** begin **
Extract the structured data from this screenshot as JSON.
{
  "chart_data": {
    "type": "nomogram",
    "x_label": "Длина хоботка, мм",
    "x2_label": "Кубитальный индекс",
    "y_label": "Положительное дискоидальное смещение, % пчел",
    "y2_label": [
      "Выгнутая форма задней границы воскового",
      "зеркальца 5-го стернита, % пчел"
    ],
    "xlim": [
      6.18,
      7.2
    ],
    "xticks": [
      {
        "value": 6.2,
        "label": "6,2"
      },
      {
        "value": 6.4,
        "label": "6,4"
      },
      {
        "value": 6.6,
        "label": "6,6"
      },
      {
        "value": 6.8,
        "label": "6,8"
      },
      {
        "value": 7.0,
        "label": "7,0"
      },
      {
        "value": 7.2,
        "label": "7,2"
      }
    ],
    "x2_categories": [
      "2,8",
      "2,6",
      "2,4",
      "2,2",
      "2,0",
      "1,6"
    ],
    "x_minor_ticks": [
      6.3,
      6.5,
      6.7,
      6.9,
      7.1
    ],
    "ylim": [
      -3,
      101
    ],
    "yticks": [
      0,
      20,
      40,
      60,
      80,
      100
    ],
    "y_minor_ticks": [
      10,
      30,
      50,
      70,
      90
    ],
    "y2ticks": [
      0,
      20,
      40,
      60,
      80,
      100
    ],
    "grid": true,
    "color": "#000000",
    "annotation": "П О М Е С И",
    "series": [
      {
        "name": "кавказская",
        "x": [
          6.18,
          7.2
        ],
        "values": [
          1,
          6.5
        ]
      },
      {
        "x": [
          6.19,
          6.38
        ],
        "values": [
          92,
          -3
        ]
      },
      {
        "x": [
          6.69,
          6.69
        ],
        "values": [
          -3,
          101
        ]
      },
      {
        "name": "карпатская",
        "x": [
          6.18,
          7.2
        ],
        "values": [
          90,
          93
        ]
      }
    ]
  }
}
** end **
Copy every record above exactly as it appears.

Extract the structured data from this screenshot as JSON.
{
  "chart_data": {
    "type": "nomogram",
    "x_label": "Длина хоботка, мм",
    "x2_label": "Кубитальный индекс",
    "y_label": "Положительное дискоидальное смещение, % пчел",
    "y2_label": [
      "Выгнутая форма задней границы воскового",
      "зеркальца 5-го стернита, % пчел"
    ],
    "xlim": [
      6.18,
      7.2
    ],
    "xticks": [
      {
        "value": 6.2,
        "label": "6,2"
      },
      {
        "value": 6.4,
        "label": "6,4"
      },
      {
        "value": 6.6,
        "label": "6,6"
      },
      {
        "value": 6.8,
        "label": "6,8"
      },
      {
        "value": 7.0,
        "label": "7,0"
      },
      {
        "value": 7.2,
        "label": "7,2"
      }
    ],
    "x2_categories": [
      "2,8",
      "2,6",
      "2,4",
      "2,2",
      "2,0",
      "1,6"
    ],
    "x_minor_ticks": [
      6.3,
      6.5,
      6.7,
      6.9,
      7.1
    ],
    "ylim": [
      -3,
      101
    ],
    "yticks": [
      0,
      20,
      40,
      60,
      80,
      100
    ],
    "y_minor_ticks": [
      10,
      30,
      50,
      70,
      90
    ],
    "y2ticks": [
      0,
      20,
      40,
      60,
      80,
      100
    ],
    "grid": true,
    "color": "#000000",
    "annotation": "П О М Е С И",
    "series": [
      {
        "name": "кавказская",
        "x": [
          6.18,
          7.2
        ],
        "values": [
          1,
          6.5
        ]
      },
      {
        "x": [
          6.19,
          6.38
        ],
        "values": [
          92,
          -3
        ]
      },
      {
        "x": [
          6.69,
          6.69
        ],
        "values": [
          -3,
          101
        ]
      },
      {
        "name": "карпатская",
        "x": [
          6.18,
          7.2
        ],
        "values": [
          90,
          93
        ]
      }
    ]
  }
}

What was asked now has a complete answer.